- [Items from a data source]
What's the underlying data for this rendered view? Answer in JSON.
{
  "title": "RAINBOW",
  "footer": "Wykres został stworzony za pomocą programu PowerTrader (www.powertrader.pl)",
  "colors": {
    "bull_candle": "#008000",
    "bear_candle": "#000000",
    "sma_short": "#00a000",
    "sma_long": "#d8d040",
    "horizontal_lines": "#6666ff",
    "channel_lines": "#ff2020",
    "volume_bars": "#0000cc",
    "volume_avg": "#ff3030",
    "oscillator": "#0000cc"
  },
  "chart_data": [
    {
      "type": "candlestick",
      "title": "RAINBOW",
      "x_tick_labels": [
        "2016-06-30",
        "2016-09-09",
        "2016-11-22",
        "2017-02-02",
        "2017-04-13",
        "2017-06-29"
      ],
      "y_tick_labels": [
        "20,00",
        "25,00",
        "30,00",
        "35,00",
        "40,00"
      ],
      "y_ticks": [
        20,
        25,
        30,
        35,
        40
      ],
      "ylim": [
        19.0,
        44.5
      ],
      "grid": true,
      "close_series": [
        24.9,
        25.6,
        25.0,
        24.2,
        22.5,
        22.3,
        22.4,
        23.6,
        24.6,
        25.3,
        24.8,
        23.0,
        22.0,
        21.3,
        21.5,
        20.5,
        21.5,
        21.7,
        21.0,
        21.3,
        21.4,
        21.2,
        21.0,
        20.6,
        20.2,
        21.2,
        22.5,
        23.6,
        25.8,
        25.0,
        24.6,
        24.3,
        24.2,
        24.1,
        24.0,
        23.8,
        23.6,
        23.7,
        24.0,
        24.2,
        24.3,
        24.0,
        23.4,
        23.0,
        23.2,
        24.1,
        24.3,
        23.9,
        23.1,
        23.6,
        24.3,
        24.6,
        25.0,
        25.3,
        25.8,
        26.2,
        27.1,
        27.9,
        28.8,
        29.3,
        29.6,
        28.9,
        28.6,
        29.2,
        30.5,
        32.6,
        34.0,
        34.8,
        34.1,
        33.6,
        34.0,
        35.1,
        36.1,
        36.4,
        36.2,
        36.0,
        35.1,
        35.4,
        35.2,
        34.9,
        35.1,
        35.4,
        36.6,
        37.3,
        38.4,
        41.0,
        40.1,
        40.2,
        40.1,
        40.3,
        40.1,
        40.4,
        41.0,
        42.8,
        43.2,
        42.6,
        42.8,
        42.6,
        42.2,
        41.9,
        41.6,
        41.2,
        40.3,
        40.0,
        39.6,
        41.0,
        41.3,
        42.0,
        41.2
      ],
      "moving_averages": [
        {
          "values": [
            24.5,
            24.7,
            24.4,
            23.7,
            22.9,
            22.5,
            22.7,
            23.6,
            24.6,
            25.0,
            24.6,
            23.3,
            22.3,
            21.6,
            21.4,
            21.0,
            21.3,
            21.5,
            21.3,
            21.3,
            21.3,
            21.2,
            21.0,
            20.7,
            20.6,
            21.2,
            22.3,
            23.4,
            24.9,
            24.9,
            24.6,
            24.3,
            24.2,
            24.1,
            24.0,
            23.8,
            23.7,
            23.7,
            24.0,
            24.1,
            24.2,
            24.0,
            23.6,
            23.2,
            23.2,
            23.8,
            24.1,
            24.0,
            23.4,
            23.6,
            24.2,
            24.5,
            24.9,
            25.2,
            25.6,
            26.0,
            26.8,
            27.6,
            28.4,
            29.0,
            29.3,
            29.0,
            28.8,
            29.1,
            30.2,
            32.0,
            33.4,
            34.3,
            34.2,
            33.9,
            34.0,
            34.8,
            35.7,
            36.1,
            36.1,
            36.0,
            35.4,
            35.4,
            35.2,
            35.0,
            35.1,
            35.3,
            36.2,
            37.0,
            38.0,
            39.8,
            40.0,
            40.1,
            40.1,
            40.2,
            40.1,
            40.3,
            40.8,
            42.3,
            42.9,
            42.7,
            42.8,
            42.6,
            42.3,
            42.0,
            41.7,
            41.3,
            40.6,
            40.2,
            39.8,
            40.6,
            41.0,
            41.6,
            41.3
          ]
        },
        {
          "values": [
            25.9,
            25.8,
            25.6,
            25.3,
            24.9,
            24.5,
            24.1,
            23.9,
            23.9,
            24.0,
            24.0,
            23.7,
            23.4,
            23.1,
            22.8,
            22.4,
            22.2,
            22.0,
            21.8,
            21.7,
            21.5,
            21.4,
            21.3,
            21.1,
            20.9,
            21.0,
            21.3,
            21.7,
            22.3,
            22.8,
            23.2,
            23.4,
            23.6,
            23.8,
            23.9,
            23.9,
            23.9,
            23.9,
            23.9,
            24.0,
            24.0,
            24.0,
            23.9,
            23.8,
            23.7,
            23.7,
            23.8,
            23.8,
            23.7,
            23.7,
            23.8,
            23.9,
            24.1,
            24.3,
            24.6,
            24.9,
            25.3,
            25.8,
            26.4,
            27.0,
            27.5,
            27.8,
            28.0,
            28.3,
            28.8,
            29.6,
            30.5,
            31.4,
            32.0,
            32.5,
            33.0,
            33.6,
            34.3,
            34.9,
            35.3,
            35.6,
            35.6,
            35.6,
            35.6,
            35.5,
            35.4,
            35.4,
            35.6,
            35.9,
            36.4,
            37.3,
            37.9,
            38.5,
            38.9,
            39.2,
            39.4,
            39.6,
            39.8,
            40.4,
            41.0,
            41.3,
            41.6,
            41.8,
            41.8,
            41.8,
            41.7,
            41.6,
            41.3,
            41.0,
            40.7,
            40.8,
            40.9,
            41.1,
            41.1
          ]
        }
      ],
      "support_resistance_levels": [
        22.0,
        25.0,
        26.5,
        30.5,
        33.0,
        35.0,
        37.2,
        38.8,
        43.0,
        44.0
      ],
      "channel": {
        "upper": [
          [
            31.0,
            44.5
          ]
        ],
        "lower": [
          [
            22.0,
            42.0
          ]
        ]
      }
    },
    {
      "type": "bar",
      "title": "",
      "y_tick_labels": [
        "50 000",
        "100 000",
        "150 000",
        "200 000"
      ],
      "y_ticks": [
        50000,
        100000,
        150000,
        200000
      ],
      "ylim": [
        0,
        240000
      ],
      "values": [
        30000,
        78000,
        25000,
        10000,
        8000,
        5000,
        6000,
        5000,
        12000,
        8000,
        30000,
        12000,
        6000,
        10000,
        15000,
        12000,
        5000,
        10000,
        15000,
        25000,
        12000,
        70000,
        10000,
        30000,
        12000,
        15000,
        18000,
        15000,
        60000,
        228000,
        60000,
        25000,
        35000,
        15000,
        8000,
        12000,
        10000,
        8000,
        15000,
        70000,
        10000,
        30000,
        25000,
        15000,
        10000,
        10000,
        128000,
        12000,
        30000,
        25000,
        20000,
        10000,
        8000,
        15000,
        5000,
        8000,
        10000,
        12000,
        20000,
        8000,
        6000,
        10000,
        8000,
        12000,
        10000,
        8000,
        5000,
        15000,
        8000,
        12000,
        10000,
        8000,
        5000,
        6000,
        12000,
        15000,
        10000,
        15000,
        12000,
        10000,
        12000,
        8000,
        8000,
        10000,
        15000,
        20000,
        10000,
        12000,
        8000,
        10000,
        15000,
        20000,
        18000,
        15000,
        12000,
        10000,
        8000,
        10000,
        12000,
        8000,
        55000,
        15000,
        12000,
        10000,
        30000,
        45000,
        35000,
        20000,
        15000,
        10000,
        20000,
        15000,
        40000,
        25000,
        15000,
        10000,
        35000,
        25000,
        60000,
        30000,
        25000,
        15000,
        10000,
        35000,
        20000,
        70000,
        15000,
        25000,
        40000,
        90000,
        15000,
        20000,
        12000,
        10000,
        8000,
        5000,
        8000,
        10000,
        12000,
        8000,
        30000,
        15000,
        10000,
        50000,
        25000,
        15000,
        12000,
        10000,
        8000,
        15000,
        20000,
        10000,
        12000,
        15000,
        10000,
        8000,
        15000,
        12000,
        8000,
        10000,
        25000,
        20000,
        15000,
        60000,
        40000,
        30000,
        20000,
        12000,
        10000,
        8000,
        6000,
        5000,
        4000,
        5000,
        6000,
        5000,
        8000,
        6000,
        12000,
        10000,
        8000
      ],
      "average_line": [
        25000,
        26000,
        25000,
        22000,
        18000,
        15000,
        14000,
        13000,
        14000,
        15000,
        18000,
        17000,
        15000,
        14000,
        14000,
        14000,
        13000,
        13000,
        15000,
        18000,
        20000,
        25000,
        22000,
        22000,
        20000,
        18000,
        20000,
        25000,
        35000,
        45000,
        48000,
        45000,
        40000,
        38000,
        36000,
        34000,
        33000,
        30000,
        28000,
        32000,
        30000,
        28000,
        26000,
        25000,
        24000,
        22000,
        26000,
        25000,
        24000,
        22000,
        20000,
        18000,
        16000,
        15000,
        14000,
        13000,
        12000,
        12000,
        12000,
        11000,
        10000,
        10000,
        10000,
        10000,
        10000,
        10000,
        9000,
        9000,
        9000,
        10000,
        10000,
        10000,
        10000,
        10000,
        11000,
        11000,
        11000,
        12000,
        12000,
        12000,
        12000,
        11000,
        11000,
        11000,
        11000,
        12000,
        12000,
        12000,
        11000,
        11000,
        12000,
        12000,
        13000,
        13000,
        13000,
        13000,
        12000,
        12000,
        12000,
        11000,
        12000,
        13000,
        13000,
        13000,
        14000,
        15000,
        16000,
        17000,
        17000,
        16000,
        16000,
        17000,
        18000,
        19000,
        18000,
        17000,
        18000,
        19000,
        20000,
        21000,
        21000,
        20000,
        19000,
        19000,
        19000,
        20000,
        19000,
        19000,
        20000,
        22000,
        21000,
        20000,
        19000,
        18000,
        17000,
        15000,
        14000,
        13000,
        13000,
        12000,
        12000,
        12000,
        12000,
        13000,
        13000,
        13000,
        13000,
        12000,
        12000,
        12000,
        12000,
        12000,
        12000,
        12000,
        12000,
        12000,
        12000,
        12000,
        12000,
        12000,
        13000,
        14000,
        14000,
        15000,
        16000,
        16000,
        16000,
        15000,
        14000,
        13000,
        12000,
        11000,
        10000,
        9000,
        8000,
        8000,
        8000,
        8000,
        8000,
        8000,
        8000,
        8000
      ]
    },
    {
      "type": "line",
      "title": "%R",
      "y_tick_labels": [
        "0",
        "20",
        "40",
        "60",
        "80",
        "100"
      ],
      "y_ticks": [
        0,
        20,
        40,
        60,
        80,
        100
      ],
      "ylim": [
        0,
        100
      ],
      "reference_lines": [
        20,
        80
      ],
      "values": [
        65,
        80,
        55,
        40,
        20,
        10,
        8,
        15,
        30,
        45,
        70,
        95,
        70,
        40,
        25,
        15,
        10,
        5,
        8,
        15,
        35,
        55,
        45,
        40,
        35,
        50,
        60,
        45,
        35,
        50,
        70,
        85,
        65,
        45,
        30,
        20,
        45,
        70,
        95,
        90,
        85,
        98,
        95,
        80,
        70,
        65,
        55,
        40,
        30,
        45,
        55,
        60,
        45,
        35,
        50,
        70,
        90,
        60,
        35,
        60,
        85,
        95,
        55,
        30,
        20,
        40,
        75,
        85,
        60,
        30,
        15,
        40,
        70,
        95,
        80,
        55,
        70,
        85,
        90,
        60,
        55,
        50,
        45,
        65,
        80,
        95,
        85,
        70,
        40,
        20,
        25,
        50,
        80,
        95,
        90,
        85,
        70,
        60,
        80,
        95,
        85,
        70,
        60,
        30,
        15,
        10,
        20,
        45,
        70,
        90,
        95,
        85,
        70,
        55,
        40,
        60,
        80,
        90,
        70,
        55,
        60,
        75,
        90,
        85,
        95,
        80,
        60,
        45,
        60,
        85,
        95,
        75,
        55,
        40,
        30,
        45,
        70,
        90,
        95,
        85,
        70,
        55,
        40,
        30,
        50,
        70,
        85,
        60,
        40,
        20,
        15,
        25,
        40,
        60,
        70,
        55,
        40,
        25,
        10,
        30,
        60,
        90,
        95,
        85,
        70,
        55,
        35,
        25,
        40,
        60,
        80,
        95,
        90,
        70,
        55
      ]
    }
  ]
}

- [Goal] Looking at the data above, show all lines where the word "type" occurs.

- [Output for this exercise]
      "type": "candlestick",
      "type": "bar",
      "type": "line",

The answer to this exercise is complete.